— BEGIN Records provided —
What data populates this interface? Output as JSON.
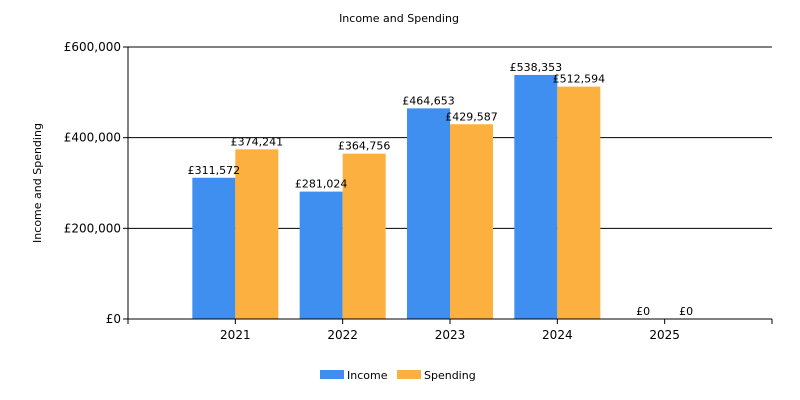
{
  "chart_data": {
    "type": "bar",
    "title": "Income and Spending",
    "xlabel": "",
    "ylabel": "Income and Spending",
    "categories": [
      "2021",
      "2022",
      "2023",
      "2024",
      "2025"
    ],
    "series": [
      {
        "name": "Income",
        "color": "#3f8ff0",
        "values": [
          311572,
          281024,
          464653,
          538353,
          0
        ],
        "labels": [
          "£311,572",
          "£281,024",
          "£464,653",
          "£538,353",
          "£0"
        ]
      },
      {
        "name": "Spending",
        "color": "#fbb040",
        "values": [
          374241,
          364756,
          429587,
          512594,
          0
        ],
        "labels": [
          "£374,241",
          "£364,756",
          "£429,587",
          "£512,594",
          "£0"
        ]
      }
    ],
    "ylim": [
      0,
      600000
    ],
    "yticks": [
      0,
      200000,
      400000,
      600000
    ],
    "ytick_labels": [
      "£0",
      "£200,000",
      "£400,000",
      "£600,000"
    ],
    "grid": "horizontal",
    "legend_position": "bottom-center"
  }
}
— END Records provided —
What you are asked to do: Reproduce every entry word for word, but skip any pictures.

Complete output:
What data populates this interface? Output as JSON.
{
  "chart_data": {
    "type": "bar",
    "title": "Income and Spending",
    "xlabel": "",
    "ylabel": "Income and Spending",
    "categories": [
      "2021",
      "2022",
      "2023",
      "2024",
      "2025"
    ],
    "series": [
      {
        "name": "Income",
        "color": "#3f8ff0",
        "values": [
          311572,
          281024,
          464653,
          538353,
          0
        ],
        "labels": [
          "£311,572",
          "£281,024",
          "£464,653",
          "£538,353",
          "£0"
        ]
      },
      {
        "name": "Spending",
        "color": "#fbb040",
        "values": [
          374241,
          364756,
          429587,
          512594,
          0
        ],
        "labels": [
          "£374,241",
          "£364,756",
          "£429,587",
          "£512,594",
          "£0"
        ]
      }
    ],
    "ylim": [
      0,
      600000
    ],
    "yticks": [
      0,
      200000,
      400000,
      600000
    ],
    "ytick_labels": [
      "£0",
      "£200,000",
      "£400,000",
      "£600,000"
    ],
    "grid": "horizontal",
    "legend_position": "bottom-center"
  }
}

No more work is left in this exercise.